= Short task =
Pick out each line with the word "Board" from the material that follows.

= Entries provided =

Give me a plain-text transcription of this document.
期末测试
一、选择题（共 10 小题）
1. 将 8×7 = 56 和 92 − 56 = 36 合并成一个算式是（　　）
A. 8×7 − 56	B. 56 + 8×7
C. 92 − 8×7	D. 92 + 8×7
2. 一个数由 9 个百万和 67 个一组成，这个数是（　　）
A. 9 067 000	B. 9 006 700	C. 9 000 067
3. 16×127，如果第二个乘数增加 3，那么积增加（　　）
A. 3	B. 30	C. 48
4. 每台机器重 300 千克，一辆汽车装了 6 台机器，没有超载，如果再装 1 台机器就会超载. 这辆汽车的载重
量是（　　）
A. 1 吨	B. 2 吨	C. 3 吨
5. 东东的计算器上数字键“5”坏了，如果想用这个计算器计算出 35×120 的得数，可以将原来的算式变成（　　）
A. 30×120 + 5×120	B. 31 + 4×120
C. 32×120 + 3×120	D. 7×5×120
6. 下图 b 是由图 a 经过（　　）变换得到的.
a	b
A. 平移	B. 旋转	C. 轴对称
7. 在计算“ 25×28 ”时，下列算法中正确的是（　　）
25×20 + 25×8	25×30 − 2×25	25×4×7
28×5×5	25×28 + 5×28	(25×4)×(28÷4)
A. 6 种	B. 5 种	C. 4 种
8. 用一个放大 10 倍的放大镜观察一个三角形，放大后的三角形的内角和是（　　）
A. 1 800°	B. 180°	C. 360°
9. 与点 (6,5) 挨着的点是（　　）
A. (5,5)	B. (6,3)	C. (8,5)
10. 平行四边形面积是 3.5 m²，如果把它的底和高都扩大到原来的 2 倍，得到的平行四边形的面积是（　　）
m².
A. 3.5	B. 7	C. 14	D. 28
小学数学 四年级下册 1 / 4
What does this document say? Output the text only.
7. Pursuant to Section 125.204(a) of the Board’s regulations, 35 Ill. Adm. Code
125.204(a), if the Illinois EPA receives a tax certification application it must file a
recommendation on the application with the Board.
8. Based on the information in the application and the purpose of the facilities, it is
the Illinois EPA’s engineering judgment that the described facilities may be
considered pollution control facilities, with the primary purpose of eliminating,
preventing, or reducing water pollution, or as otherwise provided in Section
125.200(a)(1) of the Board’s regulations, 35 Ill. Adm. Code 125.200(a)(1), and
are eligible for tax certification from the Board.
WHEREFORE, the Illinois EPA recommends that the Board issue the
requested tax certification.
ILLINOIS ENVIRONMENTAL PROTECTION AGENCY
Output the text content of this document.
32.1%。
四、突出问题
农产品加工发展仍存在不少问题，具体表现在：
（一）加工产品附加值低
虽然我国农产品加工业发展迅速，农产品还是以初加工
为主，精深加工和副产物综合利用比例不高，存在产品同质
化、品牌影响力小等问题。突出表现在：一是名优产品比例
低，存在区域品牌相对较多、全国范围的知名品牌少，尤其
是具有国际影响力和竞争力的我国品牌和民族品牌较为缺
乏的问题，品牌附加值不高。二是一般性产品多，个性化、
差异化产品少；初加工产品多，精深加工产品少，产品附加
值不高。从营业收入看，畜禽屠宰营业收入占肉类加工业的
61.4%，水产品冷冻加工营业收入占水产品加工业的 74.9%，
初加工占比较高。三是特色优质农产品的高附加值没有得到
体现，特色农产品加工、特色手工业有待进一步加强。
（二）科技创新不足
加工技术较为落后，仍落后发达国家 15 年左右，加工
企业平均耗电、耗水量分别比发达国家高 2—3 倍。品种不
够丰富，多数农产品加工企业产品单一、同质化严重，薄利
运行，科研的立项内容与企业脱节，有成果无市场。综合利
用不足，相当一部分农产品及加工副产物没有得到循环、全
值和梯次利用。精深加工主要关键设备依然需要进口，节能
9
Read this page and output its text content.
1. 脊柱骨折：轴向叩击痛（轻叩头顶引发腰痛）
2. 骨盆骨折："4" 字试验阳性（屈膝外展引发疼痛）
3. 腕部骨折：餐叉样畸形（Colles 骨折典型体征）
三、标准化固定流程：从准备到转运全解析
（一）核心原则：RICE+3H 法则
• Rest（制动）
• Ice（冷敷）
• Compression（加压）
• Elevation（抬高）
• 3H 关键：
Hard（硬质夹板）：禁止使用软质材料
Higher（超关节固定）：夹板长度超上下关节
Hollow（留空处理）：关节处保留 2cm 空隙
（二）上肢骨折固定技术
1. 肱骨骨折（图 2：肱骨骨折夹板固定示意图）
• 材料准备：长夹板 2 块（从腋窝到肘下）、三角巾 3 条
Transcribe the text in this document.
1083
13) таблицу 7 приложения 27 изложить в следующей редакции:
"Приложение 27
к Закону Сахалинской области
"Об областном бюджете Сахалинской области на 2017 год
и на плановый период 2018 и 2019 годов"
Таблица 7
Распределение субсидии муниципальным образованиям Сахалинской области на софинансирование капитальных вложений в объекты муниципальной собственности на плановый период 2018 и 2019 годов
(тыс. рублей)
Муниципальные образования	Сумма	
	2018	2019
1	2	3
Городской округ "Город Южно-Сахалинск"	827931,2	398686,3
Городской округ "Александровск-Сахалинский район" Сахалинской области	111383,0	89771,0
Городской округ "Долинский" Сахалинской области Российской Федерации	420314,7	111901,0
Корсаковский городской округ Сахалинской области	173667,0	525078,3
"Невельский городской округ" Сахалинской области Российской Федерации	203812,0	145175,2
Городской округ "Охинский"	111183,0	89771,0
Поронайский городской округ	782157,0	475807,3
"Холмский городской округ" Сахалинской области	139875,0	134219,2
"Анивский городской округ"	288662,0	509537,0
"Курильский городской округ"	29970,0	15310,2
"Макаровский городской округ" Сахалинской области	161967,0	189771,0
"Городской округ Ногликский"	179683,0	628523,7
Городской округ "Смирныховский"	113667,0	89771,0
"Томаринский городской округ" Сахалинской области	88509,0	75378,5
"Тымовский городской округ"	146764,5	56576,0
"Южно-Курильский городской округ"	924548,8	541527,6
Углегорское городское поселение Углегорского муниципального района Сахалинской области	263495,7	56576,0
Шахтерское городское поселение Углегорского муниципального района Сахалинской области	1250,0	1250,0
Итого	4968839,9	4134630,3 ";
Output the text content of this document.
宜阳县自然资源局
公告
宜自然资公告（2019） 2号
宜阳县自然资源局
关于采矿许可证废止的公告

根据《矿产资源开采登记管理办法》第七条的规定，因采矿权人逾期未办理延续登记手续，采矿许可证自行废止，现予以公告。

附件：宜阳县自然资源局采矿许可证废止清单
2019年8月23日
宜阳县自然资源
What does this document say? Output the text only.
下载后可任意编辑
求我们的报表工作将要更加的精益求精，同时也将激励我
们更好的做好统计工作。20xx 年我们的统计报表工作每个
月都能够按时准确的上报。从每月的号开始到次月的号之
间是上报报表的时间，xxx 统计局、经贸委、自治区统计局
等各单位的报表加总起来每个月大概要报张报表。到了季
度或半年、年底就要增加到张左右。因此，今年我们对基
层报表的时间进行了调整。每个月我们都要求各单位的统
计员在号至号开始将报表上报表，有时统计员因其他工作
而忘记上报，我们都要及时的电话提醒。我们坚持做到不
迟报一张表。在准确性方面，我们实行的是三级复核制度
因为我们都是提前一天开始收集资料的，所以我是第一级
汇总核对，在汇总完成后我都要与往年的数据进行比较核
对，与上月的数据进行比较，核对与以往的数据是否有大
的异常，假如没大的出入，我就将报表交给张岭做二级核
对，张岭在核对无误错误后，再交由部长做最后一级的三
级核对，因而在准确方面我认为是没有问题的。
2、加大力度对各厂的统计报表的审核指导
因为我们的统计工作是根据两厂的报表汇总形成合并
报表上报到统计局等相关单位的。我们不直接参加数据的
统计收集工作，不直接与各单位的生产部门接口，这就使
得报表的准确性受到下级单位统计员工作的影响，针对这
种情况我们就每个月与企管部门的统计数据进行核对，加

= Solution for this problem =
7. Pursuant to Section 125.204(a) of the Board’s regulations, 35 Ill. Adm. Code
recommendation on the application with the Board.
125.200(a)(1) of the Board’s regulations, 35 Ill. Adm. Code 125.200(a)(1), and
are eligible for tax certification from the Board.
WHEREFORE, the Illinois EPA recommends that the Board issue the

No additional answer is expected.